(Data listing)
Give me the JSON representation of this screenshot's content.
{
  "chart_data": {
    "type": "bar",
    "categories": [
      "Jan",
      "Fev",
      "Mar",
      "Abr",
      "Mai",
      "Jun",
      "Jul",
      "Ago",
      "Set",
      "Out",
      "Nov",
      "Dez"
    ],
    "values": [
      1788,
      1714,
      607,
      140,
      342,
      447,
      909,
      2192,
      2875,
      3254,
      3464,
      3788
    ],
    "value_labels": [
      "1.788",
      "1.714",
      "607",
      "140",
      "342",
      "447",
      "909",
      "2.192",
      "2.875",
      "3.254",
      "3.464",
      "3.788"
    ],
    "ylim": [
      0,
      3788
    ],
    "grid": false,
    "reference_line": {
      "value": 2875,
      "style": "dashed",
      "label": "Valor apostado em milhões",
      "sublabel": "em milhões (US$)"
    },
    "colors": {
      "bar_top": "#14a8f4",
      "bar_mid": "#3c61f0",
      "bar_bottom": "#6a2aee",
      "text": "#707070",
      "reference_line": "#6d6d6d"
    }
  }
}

PROMPT —
Retype each record exactly, leaving nothing out.

OUTPUT —
Give me the JSON representation of this screenshot's content.
{
  "chart_data": {
    "type": "bar",
    "categories": [
      "Jan",
      "Fev",
      "Mar",
      "Abr",
      "Mai",
      "Jun",
      "Jul",
      "Ago",
      "Set",
      "Out",
      "Nov",
      "Dez"
    ],
    "values": [
      1788,
      1714,
      607,
      140,
      342,
      447,
      909,
      2192,
      2875,
      3254,
      3464,
      3788
    ],
    "value_labels": [
      "1.788",
      "1.714",
      "607",
      "140",
      "342",
      "447",
      "909",
      "2.192",
      "2.875",
      "3.254",
      "3.464",
      "3.788"
    ],
    "ylim": [
      0,
      3788
    ],
    "grid": false,
    "reference_line": {
      "value": 2875,
      "style": "dashed",
      "label": "Valor apostado em milhões",
      "sublabel": "em milhões (US$)"
    },
    "colors": {
      "bar_top": "#14a8f4",
      "bar_mid": "#3c61f0",
      "bar_bottom": "#6a2aee",
      "text": "#707070",
      "reference_line": "#6d6d6d"
    }
  }
}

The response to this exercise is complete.